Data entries
※

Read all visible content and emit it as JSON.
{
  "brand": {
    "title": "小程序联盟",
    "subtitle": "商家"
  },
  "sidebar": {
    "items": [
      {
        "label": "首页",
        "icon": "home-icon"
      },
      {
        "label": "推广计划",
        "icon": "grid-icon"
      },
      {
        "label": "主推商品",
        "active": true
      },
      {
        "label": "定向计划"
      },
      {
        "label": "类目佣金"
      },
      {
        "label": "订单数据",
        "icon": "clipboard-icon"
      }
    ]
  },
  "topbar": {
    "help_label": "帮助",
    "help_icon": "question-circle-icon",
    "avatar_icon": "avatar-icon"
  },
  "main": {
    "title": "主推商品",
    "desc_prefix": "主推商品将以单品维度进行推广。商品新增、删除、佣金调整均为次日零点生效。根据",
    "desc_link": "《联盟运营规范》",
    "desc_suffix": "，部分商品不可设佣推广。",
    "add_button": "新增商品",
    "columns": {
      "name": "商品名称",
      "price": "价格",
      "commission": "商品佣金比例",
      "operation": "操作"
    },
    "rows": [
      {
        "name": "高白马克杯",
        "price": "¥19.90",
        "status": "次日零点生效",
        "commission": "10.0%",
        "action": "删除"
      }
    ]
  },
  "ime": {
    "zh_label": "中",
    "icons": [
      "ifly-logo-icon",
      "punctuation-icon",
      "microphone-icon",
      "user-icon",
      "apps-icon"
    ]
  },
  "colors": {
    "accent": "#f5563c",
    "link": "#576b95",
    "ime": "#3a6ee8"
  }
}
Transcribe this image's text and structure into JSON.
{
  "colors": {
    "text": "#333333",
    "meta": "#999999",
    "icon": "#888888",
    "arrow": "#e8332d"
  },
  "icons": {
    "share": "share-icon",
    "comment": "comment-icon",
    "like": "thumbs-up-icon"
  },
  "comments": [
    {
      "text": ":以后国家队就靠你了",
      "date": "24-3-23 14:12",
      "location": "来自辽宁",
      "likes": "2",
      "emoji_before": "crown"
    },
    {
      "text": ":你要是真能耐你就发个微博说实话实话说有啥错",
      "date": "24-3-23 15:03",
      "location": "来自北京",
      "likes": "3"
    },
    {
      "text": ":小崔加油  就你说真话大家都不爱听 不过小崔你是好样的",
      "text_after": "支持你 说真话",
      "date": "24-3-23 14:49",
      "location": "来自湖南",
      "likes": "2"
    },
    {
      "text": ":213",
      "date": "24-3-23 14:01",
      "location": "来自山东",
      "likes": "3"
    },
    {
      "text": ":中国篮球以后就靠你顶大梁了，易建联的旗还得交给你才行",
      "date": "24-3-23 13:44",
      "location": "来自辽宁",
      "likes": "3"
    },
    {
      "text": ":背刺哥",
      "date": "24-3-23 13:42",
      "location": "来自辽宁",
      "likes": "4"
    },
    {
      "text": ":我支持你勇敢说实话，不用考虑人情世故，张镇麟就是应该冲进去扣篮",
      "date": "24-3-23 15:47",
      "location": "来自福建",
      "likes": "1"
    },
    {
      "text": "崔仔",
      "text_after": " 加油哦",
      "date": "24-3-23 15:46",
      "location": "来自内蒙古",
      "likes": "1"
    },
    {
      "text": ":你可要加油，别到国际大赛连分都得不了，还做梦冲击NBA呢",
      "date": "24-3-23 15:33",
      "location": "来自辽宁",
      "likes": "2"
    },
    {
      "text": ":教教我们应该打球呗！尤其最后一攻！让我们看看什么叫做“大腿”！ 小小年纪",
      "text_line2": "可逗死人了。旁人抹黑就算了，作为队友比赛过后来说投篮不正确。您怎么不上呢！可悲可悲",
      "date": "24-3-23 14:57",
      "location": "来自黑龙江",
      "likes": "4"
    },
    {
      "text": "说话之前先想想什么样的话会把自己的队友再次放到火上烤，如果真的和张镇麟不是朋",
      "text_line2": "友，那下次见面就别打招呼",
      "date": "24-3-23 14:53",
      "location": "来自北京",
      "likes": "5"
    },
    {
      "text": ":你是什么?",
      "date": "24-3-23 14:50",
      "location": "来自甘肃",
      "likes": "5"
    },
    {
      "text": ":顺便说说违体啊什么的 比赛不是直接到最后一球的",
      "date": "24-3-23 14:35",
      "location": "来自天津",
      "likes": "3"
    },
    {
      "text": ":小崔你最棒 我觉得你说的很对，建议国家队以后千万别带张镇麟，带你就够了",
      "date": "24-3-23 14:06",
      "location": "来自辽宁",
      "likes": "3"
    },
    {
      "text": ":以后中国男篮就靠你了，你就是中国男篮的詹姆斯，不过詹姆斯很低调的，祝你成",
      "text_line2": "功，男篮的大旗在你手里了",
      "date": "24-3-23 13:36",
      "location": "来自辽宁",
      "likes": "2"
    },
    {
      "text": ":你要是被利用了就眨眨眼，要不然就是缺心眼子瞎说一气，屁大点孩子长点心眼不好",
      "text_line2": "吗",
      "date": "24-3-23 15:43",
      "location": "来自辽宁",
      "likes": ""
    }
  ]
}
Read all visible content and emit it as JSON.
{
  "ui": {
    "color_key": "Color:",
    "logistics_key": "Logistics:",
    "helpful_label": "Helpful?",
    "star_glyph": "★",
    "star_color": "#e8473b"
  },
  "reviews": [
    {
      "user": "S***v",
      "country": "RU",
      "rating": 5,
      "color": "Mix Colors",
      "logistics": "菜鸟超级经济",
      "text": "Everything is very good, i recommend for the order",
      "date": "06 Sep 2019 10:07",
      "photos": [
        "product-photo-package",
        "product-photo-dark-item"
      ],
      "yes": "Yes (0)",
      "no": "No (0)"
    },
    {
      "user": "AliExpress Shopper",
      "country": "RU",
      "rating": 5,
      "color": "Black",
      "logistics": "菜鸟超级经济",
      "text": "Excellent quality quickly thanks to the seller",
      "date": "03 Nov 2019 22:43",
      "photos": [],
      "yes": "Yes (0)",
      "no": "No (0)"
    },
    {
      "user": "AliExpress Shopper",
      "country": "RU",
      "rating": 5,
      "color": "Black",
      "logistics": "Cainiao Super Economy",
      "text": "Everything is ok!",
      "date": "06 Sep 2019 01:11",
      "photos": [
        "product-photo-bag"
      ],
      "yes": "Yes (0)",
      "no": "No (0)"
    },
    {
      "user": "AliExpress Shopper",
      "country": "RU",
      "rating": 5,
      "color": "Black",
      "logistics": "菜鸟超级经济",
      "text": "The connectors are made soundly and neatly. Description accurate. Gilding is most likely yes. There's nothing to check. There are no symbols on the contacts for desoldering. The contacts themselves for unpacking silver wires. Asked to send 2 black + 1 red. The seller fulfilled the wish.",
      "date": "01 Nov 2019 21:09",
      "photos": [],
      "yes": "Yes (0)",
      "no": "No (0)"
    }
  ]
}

※

» Problem statement
Copy the material above back out, exactly as written.

» Reply to the exercise
Read all visible content and emit it as JSON.
{
  "brand": {
    "title": "小程序联盟",
    "subtitle": "商家"
  },
  "sidebar": {
    "items": [
      {
        "label": "首页",
        "icon": "home-icon"
      },
      {
        "label": "推广计划",
        "icon": "grid-icon"
      },
      {
        "label": "主推商品",
        "active": true
      },
      {
        "label": "定向计划"
      },
      {
        "label": "类目佣金"
      },
      {
        "label": "订单数据",
        "icon": "clipboard-icon"
      }
    ]
  },
  "topbar": {
    "help_label": "帮助",
    "help_icon": "question-circle-icon",
    "avatar_icon": "avatar-icon"
  },
  "main": {
    "title": "主推商品",
    "desc_prefix": "主推商品将以单品维度进行推广。商品新增、删除、佣金调整均为次日零点生效。根据",
    "desc_link": "《联盟运营规范》",
    "desc_suffix": "，部分商品不可设佣推广。",
    "add_button": "新增商品",
    "columns": {
      "name": "商品名称",
      "price": "价格",
      "commission": "商品佣金比例",
      "operation": "操作"
    },
    "rows": [
      {
        "name": "高白马克杯",
        "price": "¥19.90",
        "status": "次日零点生效",
        "commission": "10.0%",
        "action": "删除"
      }
    ]
  },
  "ime": {
    "zh_label": "中",
    "icons": [
      "ifly-logo-icon",
      "punctuation-icon",
      "microphone-icon",
      "user-icon",
      "apps-icon"
    ]
  },
  "colors": {
    "accent": "#f5563c",
    "link": "#576b95",
    "ime": "#3a6ee8"
  }
}
Transcribe this image's text and structure into JSON.
{
  "colors": {
    "text": "#333333",
    "meta": "#999999",
    "icon": "#888888",
    "arrow": "#e8332d"
  },
  "icons": {
    "share": "share-icon",
    "comment": "comment-icon",
    "like": "thumbs-up-icon"
  },
  "comments": [
    {
      "text": ":以后国家队就靠你了",
      "date": "24-3-23 14:12",
      "location": "来自辽宁",
      "likes": "2",
      "emoji_before": "crown"
    },
    {
      "text": ":你要是真能耐你就发个微博说实话实话说有啥错",
      "date": "24-3-23 15:03",
      "location": "来自北京",
      "likes": "3"
    },
    {
      "text": ":小崔加油  就你说真话大家都不爱听 不过小崔你是好样的",
      "text_after": "支持你 说真话",
      "date": "24-3-23 14:49",
      "location": "来自湖南",
      "likes": "2"
    },
    {
      "text": ":213",
      "date": "24-3-23 14:01",
      "location": "来自山东",
      "likes": "3"
    },
    {
      "text": ":中国篮球以后就靠你顶大梁了，易建联的旗还得交给你才行",
      "date": "24-3-23 13:44",
      "location": "来自辽宁",
      "likes": "3"
    },
    {
      "text": ":背刺哥",
      "date": "24-3-23 13:42",
      "location": "来自辽宁",
      "likes": "4"
    },
    {
      "text": ":我支持你勇敢说实话，不用考虑人情世故，张镇麟就是应该冲进去扣篮",
      "date": "24-3-23 15:47",
      "location": "来自福建",
      "likes": "1"
    },
    {
      "text": "崔仔",
      "text_after": " 加油哦",
      "date": "24-3-23 15:46",
      "location": "来自内蒙古",
      "likes": "1"
    },
    {
      "text": ":你可要加油，别到国际大赛连分都得不了，还做梦冲击NBA呢",
      "date": "24-3-23 15:33",
      "location": "来自辽宁",
      "likes": "2"
    },
    {
      "text": ":教教我们应该打球呗！尤其最后一攻！让我们看看什么叫做“大腿”！ 小小年纪",
      "text_line2": "可逗死人了。旁人抹黑就算了，作为队友比赛过后来说投篮不正确。您怎么不上呢！可悲可悲",
      "date": "24-3-23 14:57",
      "location": "来自黑龙江",
      "likes": "4"
    },
    {
      "text": "说话之前先想想什么样的话会把自己的队友再次放到火上烤，如果真的和张镇麟不是朋",
      "text_line2": "友，那下次见面就别打招呼",
      "date": "24-3-23 14:53",
      "location": "来自北京",
      "likes": "5"
    },
    {
      "text": ":你是什么?",
      "date": "24-3-23 14:50",
      "location": "来自甘肃",
      "likes": "5"
    },
    {
      "text": ":顺便说说违体啊什么的 比赛不是直接到最后一球的",
      "date": "24-3-23 14:35",
      "location": "来自天津",
      "likes": "3"
    },
    {
      "text": ":小崔你最棒 我觉得你说的很对，建议国家队以后千万别带张镇麟，带你就够了",
      "date": "24-3-23 14:06",
      "location": "来自辽宁",
      "likes": "3"
    },
    {
      "text": ":以后中国男篮就靠你了，你就是中国男篮的詹姆斯，不过詹姆斯很低调的，祝你成",
      "text_line2": "功，男篮的大旗在你手里了",
      "date": "24-3-23 13:36",
      "location": "来自辽宁",
      "likes": "2"
    },
    {
      "text": ":你要是被利用了就眨眨眼，要不然就是缺心眼子瞎说一气，屁大点孩子长点心眼不好",
      "text_line2": "吗",
      "date": "24-3-23 15:43",
      "location": "来自辽宁",
      "likes": ""
    }
  ]
}
Read all visible content and emit it as JSON.
{
  "ui": {
    "color_key": "Color:",
    "logistics_key": "Logistics:",
    "helpful_label": "Helpful?",
    "star_glyph": "★",
    "star_color": "#e8473b"
  },
  "reviews": [
    {
      "user": "S***v",
      "country": "RU",
      "rating": 5,
      "color": "Mix Colors",
      "logistics": "菜鸟超级经济",
      "text": "Everything is very good, i recommend for the order",
      "date": "06 Sep 2019 10:07",
      "photos": [
        "product-photo-package",
        "product-photo-dark-item"
      ],
      "yes": "Yes (0)",
      "no": "No (0)"
    },
    {
      "user": "AliExpress Shopper",
      "country": "RU",
      "rating": 5,
      "color": "Black",
      "logistics": "菜鸟超级经济",
      "text": "Excellent quality quickly thanks to the seller",
      "date": "03 Nov 2019 22:43",
      "photos": [],
      "yes": "Yes (0)",
      "no": "No (0)"
    },
    {
      "user": "AliExpress Shopper",
      "country": "RU",
      "rating": 5,
      "color": "Black",
      "logistics": "Cainiao Super Economy",
      "text": "Everything is ok!",
      "date": "06 Sep 2019 01:11",
      "photos": [
        "product-photo-bag"
      ],
      "yes": "Yes (0)",
      "no": "No (0)"
    },
    {
      "user": "AliExpress Shopper",
      "country": "RU",
      "rating": 5,
      "color": "Black",
      "logistics": "菜鸟超级经济",
      "text": "The connectors are made soundly and neatly. Description accurate. Gilding is most likely yes. There's nothing to check. There are no symbols on the contacts for desoldering. The contacts themselves for unpacking silver wires. Asked to send 2 black + 1 red. The seller fulfilled the wish.",
      "date": "01 Nov 2019 21:09",
      "photos": [],
      "yes": "Yes (0)",
      "no": "No (0)"
    }
  ]
}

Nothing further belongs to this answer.